[Problem description] Give the data below again exactly as written, without its pictures.
##### Exercise input
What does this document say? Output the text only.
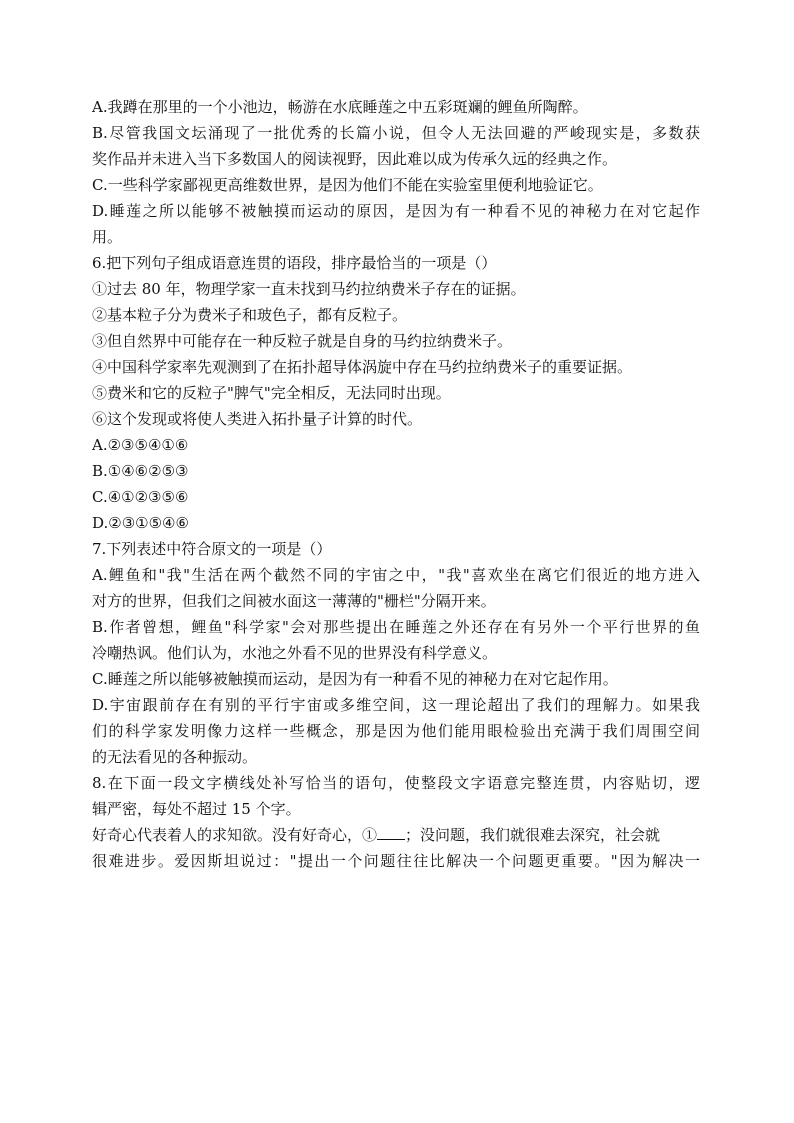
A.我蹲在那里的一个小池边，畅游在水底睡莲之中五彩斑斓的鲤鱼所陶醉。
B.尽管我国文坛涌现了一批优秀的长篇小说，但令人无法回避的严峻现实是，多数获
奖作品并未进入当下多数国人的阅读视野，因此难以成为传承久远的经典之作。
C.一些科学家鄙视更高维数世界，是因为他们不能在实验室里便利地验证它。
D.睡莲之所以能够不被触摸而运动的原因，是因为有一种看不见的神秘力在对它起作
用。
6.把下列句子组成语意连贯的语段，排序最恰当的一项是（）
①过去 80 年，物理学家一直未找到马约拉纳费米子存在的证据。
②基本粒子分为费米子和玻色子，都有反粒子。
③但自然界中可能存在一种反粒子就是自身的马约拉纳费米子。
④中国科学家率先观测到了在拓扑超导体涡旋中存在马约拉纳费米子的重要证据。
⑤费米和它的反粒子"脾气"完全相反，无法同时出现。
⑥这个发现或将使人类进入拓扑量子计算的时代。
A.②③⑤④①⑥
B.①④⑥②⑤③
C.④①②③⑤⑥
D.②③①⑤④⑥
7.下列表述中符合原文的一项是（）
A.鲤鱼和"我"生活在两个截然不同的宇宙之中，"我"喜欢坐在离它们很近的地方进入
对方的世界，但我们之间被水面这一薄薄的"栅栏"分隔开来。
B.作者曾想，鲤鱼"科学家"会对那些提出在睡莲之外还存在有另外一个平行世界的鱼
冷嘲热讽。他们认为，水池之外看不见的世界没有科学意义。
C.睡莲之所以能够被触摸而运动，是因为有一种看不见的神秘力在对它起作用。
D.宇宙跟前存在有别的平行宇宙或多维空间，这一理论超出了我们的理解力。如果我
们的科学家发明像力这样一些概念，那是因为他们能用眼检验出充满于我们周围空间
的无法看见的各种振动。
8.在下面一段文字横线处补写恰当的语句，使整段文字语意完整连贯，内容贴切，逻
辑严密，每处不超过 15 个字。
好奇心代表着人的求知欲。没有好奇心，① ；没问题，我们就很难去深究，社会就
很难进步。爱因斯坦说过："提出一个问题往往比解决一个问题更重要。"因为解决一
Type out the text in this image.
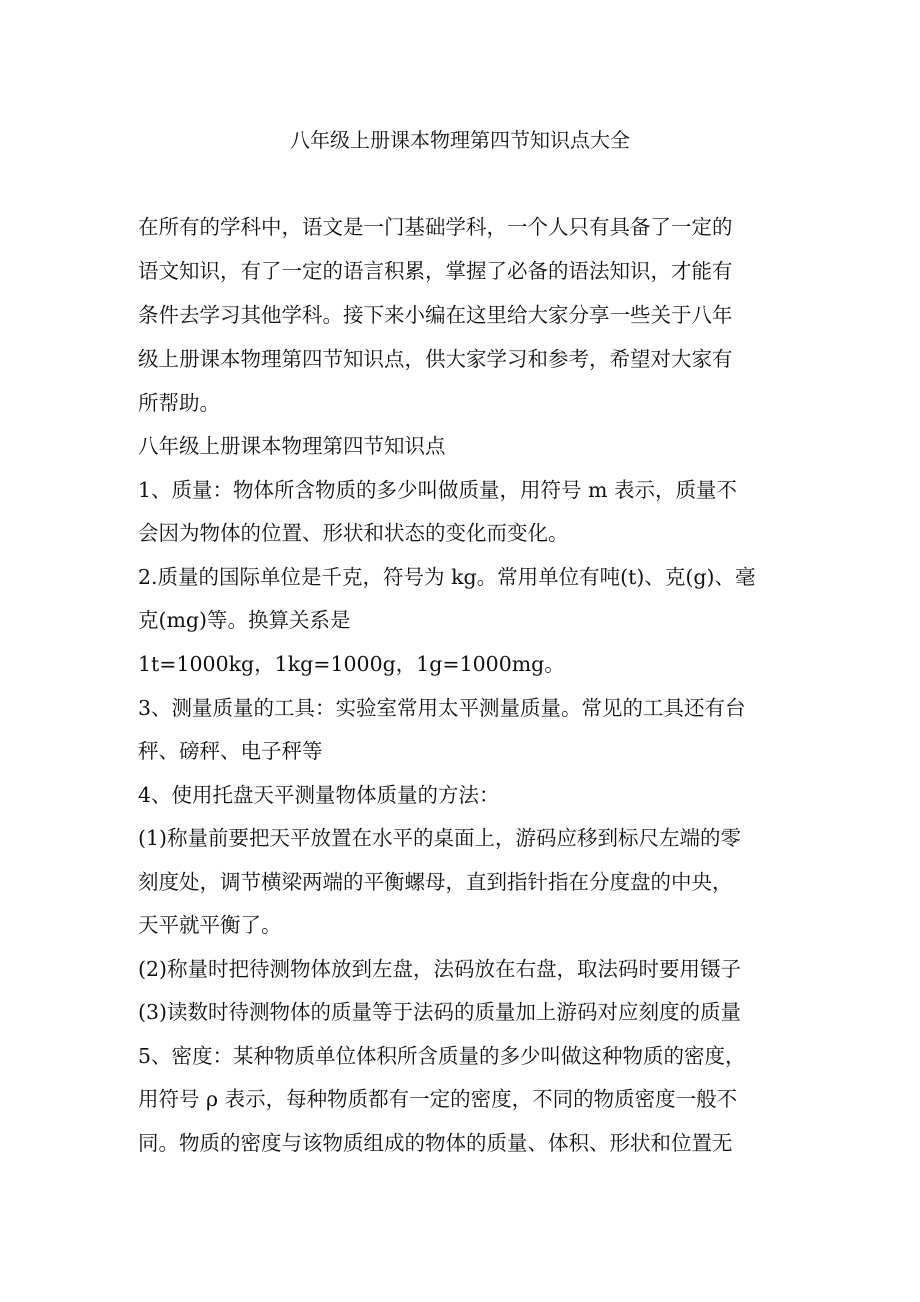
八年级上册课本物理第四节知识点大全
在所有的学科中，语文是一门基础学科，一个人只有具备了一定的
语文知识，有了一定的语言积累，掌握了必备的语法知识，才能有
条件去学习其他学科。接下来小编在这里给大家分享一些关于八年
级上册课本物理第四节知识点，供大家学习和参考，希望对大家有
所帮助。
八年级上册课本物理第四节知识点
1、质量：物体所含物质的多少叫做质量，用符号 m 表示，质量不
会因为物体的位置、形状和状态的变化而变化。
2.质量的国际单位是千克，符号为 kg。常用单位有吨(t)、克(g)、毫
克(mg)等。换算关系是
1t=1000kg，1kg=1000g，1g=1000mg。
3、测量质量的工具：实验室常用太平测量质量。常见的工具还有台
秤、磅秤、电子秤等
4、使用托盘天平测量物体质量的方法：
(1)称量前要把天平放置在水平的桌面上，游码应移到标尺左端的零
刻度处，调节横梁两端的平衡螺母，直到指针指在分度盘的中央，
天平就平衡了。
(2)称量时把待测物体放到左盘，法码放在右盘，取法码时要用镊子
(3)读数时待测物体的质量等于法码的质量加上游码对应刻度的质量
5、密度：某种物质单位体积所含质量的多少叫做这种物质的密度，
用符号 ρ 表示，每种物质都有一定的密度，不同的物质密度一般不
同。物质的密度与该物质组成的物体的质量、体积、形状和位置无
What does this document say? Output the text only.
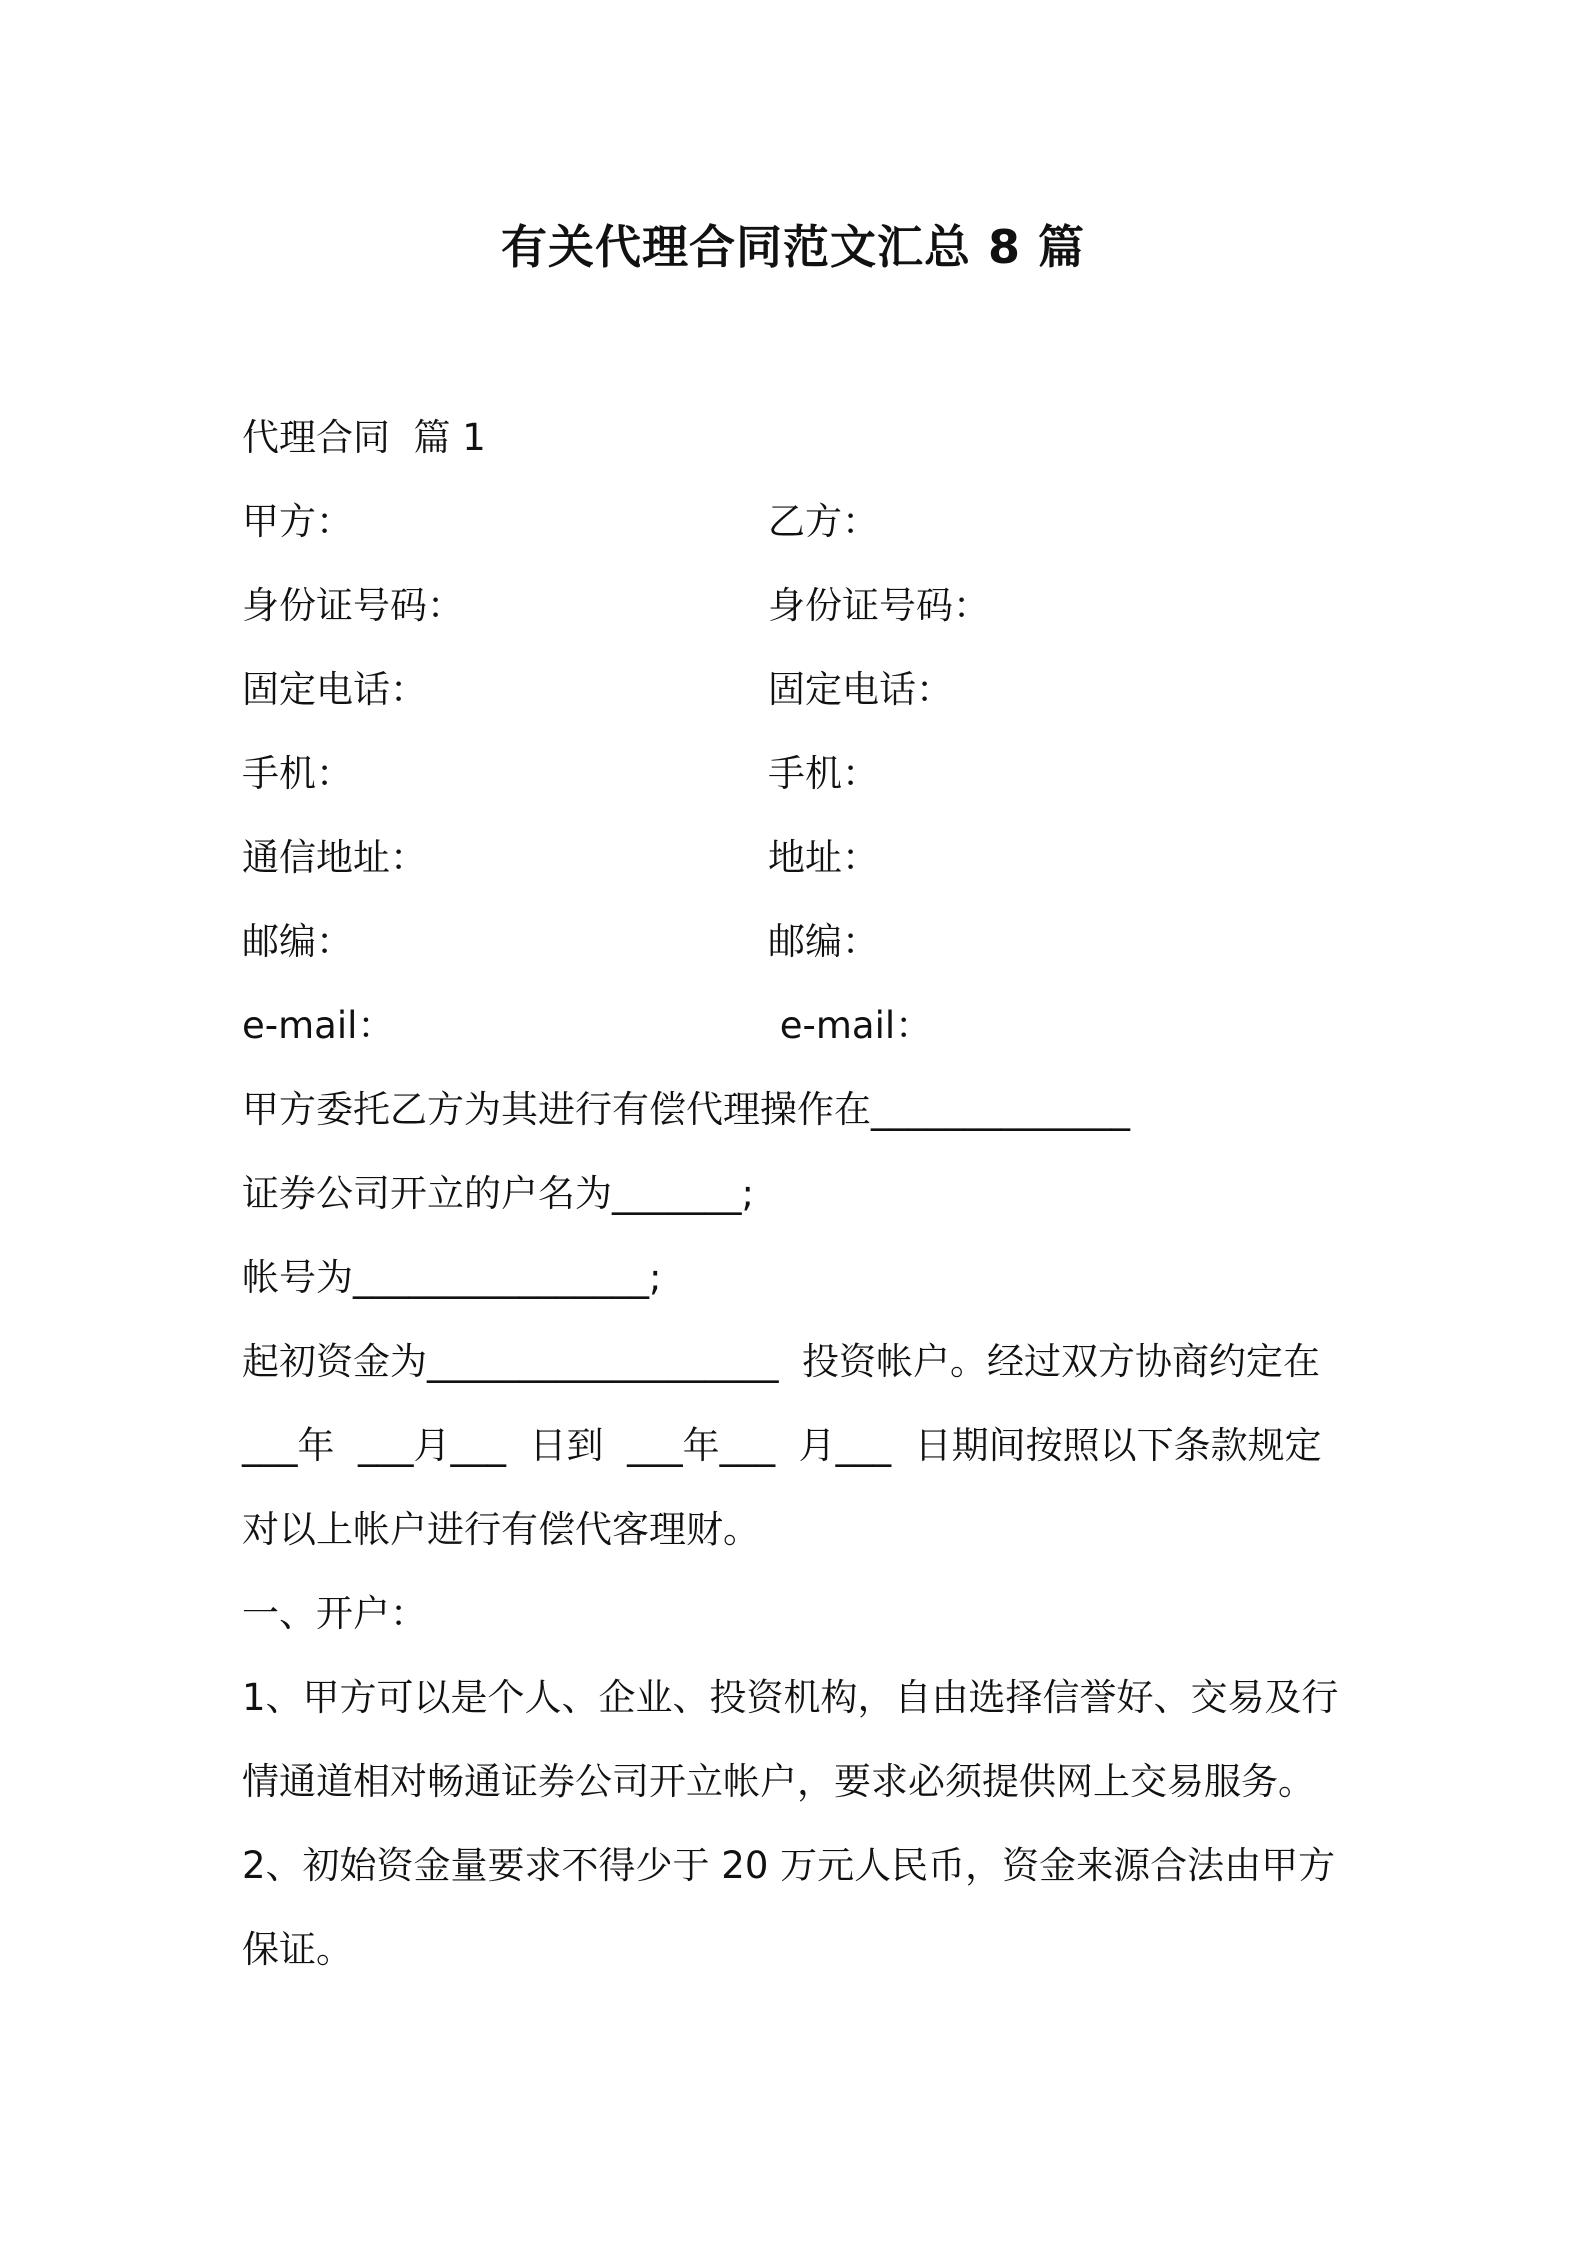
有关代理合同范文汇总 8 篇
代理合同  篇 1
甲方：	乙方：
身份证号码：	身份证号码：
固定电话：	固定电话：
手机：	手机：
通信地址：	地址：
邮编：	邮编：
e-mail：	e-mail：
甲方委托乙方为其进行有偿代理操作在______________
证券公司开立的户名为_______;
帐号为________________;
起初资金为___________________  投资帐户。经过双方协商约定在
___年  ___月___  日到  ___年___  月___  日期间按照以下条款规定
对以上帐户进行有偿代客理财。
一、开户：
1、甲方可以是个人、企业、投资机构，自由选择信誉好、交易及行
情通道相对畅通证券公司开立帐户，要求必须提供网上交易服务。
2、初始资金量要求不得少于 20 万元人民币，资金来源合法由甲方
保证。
##########
[Result of this exercise]
What does this document say? Output the text only.
A.我蹲在那里的一个小池边，畅游在水底睡莲之中五彩斑斓的鲤鱼所陶醉。
B.尽管我国文坛涌现了一批优秀的长篇小说，但令人无法回避的严峻现实是，多数获
奖作品并未进入当下多数国人的阅读视野，因此难以成为传承久远的经典之作。
C.一些科学家鄙视更高维数世界，是因为他们不能在实验室里便利地验证它。
D.睡莲之所以能够不被触摸而运动的原因，是因为有一种看不见的神秘力在对它起作
用。
6.把下列句子组成语意连贯的语段，排序最恰当的一项是（）
①过去 80 年，物理学家一直未找到马约拉纳费米子存在的证据。
②基本粒子分为费米子和玻色子，都有反粒子。
③但自然界中可能存在一种反粒子就是自身的马约拉纳费米子。
④中国科学家率先观测到了在拓扑超导体涡旋中存在马约拉纳费米子的重要证据。
⑤费米和它的反粒子"脾气"完全相反，无法同时出现。
⑥这个发现或将使人类进入拓扑量子计算的时代。
A.②③⑤④①⑥
B.①④⑥②⑤③
C.④①②③⑤⑥
D.②③①⑤④⑥
7.下列表述中符合原文的一项是（）
A.鲤鱼和"我"生活在两个截然不同的宇宙之中，"我"喜欢坐在离它们很近的地方进入
对方的世界，但我们之间被水面这一薄薄的"栅栏"分隔开来。
B.作者曾想，鲤鱼"科学家"会对那些提出在睡莲之外还存在有另外一个平行世界的鱼
冷嘲热讽。他们认为，水池之外看不见的世界没有科学意义。
C.睡莲之所以能够被触摸而运动，是因为有一种看不见的神秘力在对它起作用。
D.宇宙跟前存在有别的平行宇宙或多维空间，这一理论超出了我们的理解力。如果我
们的科学家发明像力这样一些概念，那是因为他们能用眼检验出充满于我们周围空间
的无法看见的各种振动。
8.在下面一段文字横线处补写恰当的语句，使整段文字语意完整连贯，内容贴切，逻
辑严密，每处不超过 15 个字。
好奇心代表着人的求知欲。没有好奇心，① ；没问题，我们就很难去深究，社会就
很难进步。爱因斯坦说过："提出一个问题往往比解决一个问题更重要。"因为解决一
Type out the text in this image.
八年级上册课本物理第四节知识点大全
在所有的学科中，语文是一门基础学科，一个人只有具备了一定的
语文知识，有了一定的语言积累，掌握了必备的语法知识，才能有
条件去学习其他学科。接下来小编在这里给大家分享一些关于八年
级上册课本物理第四节知识点，供大家学习和参考，希望对大家有
所帮助。
八年级上册课本物理第四节知识点
1、质量：物体所含物质的多少叫做质量，用符号 m 表示，质量不
会因为物体的位置、形状和状态的变化而变化。
2.质量的国际单位是千克，符号为 kg。常用单位有吨(t)、克(g)、毫
克(mg)等。换算关系是
1t=1000kg，1kg=1000g，1g=1000mg。
3、测量质量的工具：实验室常用太平测量质量。常见的工具还有台
秤、磅秤、电子秤等
4、使用托盘天平测量物体质量的方法：
(1)称量前要把天平放置在水平的桌面上，游码应移到标尺左端的零
刻度处，调节横梁两端的平衡螺母，直到指针指在分度盘的中央，
天平就平衡了。
(2)称量时把待测物体放到左盘，法码放在右盘，取法码时要用镊子
(3)读数时待测物体的质量等于法码的质量加上游码对应刻度的质量
5、密度：某种物质单位体积所含质量的多少叫做这种物质的密度，
用符号 ρ 表示，每种物质都有一定的密度，不同的物质密度一般不
同。物质的密度与该物质组成的物体的质量、体积、形状和位置无
What does this document say? Output the text only.
有关代理合同范文汇总 8 篇
代理合同  篇 1
甲方：	乙方：
身份证号码：	身份证号码：
固定电话：	固定电话：
手机：	手机：
通信地址：	地址：
邮编：	邮编：
e-mail：	e-mail：
甲方委托乙方为其进行有偿代理操作在______________
证券公司开立的户名为_______;
帐号为________________;
起初资金为___________________  投资帐户。经过双方协商约定在
___年  ___月___  日到  ___年___  月___  日期间按照以下条款规定
对以上帐户进行有偿代客理财。
一、开户：
1、甲方可以是个人、企业、投资机构，自由选择信誉好、交易及行
情通道相对畅通证券公司开立帐户，要求必须提供网上交易服务。
2、初始资金量要求不得少于 20 万元人民币，资金来源合法由甲方
保证。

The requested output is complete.